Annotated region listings
================

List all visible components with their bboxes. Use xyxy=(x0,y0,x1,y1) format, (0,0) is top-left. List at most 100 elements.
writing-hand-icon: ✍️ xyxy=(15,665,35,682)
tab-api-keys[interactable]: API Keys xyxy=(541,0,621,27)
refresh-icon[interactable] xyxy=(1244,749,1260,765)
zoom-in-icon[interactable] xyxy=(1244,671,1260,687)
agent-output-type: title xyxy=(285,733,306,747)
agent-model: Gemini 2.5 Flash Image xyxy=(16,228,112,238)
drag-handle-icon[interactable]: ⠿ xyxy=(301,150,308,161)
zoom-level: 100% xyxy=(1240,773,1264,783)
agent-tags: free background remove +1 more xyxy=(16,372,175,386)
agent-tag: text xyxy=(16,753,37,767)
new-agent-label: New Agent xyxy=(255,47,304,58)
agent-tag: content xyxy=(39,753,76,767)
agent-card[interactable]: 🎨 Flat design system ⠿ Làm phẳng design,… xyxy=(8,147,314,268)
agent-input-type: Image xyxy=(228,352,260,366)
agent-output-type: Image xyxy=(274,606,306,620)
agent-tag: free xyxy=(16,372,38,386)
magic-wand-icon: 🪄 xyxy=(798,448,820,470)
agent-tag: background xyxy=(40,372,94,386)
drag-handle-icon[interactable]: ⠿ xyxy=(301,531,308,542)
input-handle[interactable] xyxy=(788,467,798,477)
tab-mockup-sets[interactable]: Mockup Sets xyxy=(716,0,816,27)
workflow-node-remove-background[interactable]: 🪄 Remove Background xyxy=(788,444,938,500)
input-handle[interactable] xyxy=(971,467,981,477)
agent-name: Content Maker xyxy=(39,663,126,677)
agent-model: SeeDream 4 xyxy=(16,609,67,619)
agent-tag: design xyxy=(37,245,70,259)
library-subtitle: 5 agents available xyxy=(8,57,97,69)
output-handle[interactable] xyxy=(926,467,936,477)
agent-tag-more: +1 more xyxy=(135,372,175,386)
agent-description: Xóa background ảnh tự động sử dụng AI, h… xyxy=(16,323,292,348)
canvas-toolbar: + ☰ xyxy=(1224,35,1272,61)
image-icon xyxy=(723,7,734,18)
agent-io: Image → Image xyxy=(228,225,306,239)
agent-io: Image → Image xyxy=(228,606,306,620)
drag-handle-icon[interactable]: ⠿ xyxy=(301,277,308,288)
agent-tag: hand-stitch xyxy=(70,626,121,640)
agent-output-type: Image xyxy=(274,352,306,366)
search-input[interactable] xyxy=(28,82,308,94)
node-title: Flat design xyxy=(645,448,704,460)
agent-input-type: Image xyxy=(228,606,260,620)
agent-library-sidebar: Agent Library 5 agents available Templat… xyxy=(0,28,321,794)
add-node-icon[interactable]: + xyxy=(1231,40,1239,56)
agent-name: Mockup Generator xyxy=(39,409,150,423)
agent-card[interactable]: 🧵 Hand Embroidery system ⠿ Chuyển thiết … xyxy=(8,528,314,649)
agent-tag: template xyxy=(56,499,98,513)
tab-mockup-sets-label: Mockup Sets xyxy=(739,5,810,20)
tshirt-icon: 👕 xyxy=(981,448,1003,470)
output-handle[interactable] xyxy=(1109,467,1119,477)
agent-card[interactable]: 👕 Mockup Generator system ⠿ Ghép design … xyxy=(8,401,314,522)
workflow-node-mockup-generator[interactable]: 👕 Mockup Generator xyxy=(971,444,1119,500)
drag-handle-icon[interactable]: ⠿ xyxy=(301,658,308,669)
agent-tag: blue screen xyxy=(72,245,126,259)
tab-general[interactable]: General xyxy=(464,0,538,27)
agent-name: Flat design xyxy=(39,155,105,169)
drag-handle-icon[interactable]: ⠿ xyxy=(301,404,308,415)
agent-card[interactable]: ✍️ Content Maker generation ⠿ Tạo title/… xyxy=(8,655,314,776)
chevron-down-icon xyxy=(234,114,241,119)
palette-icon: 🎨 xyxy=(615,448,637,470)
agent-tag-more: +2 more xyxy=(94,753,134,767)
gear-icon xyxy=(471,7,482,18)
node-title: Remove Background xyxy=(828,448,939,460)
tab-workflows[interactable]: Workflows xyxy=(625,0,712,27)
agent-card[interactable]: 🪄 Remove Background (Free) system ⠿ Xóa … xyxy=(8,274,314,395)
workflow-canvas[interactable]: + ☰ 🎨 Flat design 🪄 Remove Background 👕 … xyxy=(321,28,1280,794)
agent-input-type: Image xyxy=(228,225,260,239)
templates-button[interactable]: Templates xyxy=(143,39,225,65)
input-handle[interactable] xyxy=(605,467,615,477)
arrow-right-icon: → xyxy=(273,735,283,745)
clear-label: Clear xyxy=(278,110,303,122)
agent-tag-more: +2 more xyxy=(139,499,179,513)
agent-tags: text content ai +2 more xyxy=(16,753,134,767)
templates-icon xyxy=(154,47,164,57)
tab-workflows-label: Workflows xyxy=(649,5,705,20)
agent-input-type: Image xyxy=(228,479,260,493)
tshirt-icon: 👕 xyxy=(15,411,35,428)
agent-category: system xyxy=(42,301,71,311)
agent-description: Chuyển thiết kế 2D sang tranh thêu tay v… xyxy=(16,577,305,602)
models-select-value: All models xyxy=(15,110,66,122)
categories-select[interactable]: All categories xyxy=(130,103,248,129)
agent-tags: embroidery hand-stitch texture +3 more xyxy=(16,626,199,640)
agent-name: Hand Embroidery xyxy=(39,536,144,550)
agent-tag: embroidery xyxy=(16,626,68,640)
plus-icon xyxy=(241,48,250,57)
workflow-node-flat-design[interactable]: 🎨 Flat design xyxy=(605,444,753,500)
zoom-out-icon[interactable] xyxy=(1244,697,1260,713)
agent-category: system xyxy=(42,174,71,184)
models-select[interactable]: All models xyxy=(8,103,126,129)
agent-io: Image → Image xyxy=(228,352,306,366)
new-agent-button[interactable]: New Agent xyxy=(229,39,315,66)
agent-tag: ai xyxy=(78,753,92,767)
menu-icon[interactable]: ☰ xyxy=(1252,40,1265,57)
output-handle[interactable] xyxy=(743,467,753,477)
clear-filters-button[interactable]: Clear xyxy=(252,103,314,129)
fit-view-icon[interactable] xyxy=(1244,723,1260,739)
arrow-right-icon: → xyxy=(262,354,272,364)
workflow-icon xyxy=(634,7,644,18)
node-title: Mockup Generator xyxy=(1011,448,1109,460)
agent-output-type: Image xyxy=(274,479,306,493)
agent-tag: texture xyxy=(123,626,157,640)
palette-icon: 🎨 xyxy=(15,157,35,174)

================

- [Stated exercise]
Gather every line in the data above that contains the word "Flat", and copy each one in full.

- [Result below]
agent-card[interactable]: 🎨 Flat design system ⠿ Làm phẳng design,… xyxy=(8,147,314,268)
node-title: Flat design xyxy=(645,448,704,460)
agent-name: Flat design xyxy=(39,155,105,169)
workflow-canvas[interactable]: + ☰ 🎨 Flat design 🪄 Remove Background 👕 … xyxy=(321,28,1280,794)
workflow-node-flat-design[interactable]: 🎨 Flat design xyxy=(605,444,753,500)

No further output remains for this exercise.